Data supplied:
▬▬▬
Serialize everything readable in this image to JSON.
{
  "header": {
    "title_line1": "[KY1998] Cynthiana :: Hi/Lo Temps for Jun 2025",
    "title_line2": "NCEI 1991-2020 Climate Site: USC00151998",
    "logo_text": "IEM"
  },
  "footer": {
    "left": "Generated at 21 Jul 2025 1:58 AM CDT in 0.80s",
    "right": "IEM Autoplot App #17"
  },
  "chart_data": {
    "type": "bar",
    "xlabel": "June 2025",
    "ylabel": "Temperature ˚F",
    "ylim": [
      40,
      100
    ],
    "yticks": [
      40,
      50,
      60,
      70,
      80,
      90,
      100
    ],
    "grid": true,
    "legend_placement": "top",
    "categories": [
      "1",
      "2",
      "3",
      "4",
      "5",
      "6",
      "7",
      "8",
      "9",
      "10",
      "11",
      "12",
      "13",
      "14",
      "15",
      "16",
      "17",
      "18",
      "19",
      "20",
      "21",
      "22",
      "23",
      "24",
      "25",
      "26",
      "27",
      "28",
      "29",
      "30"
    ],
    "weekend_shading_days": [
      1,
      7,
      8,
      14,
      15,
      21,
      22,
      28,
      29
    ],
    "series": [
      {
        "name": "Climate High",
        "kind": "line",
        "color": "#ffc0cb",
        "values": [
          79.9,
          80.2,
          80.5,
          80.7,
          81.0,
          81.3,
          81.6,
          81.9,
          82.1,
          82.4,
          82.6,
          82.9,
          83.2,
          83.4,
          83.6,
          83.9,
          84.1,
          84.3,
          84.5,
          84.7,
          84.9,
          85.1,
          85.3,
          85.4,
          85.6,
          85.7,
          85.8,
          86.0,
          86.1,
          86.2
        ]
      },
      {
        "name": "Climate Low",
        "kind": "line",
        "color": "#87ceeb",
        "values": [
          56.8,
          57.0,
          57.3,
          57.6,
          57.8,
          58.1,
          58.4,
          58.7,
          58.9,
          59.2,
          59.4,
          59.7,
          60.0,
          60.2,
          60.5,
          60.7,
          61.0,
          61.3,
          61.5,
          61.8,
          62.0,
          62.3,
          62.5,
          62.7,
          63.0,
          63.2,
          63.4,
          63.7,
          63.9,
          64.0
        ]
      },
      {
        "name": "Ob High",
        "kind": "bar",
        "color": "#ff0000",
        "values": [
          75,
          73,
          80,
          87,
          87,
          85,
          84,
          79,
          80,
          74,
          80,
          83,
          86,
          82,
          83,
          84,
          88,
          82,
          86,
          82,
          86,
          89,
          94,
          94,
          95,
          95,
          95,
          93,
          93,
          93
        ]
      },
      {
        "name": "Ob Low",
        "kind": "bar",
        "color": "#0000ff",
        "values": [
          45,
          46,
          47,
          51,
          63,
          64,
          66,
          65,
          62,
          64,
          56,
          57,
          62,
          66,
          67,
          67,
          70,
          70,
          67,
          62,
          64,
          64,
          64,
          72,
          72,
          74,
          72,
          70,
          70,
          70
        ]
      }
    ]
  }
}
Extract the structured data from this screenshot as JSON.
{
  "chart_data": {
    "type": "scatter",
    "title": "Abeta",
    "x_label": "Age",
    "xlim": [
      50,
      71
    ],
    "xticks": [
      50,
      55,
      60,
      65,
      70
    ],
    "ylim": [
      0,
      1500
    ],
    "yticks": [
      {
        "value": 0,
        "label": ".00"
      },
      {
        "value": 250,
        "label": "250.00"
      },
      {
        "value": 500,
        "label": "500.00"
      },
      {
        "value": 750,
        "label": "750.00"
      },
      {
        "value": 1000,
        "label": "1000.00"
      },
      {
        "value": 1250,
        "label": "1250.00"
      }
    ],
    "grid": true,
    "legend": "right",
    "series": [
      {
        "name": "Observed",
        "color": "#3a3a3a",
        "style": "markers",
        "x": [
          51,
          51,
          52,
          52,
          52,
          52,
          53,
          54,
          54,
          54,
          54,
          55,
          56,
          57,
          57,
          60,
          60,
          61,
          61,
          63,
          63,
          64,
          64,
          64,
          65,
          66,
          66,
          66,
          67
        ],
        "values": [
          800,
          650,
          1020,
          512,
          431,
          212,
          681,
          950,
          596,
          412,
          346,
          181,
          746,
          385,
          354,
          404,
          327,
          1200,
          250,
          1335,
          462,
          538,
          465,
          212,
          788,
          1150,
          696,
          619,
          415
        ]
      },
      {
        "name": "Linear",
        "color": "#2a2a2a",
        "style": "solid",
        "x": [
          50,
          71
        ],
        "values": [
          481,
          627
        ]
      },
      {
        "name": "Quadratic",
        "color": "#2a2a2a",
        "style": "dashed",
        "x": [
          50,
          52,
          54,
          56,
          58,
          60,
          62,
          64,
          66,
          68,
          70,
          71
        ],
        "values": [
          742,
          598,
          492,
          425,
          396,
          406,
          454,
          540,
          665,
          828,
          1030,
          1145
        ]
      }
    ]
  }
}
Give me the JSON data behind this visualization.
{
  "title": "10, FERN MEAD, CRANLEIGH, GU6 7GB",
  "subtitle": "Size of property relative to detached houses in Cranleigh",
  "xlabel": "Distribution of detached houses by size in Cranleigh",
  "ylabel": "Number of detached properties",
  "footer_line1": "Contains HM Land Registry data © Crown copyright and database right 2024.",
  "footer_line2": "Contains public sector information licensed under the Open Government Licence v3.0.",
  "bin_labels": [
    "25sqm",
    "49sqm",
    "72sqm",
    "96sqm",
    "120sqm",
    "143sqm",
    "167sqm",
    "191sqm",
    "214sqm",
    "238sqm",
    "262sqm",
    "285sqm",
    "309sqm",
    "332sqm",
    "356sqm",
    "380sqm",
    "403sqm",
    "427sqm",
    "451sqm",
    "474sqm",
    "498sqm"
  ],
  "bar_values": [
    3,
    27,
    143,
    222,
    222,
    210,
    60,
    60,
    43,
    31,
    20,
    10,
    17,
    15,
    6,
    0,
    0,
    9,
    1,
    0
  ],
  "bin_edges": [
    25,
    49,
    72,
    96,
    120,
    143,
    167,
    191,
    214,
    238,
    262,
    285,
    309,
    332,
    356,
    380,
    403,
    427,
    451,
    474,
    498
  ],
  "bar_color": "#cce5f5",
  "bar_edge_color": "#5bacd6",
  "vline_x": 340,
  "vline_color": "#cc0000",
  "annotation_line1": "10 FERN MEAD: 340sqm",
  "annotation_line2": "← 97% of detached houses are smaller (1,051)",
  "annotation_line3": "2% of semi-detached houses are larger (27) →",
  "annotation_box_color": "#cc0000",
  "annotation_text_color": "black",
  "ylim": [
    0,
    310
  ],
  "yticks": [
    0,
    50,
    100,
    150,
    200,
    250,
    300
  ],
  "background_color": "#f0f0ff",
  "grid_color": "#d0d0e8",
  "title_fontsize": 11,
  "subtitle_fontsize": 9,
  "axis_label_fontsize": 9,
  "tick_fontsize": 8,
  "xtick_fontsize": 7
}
▬▬▬
What the task asks: List the lines of the records where "Contains" occurs.

The reply:
  "footer_line1": "Contains HM Land Registry data © Crown copyright and database right 2024.",
  "footer_line2": "Contains public sector information licensed under the Open Government Licence v3.0.",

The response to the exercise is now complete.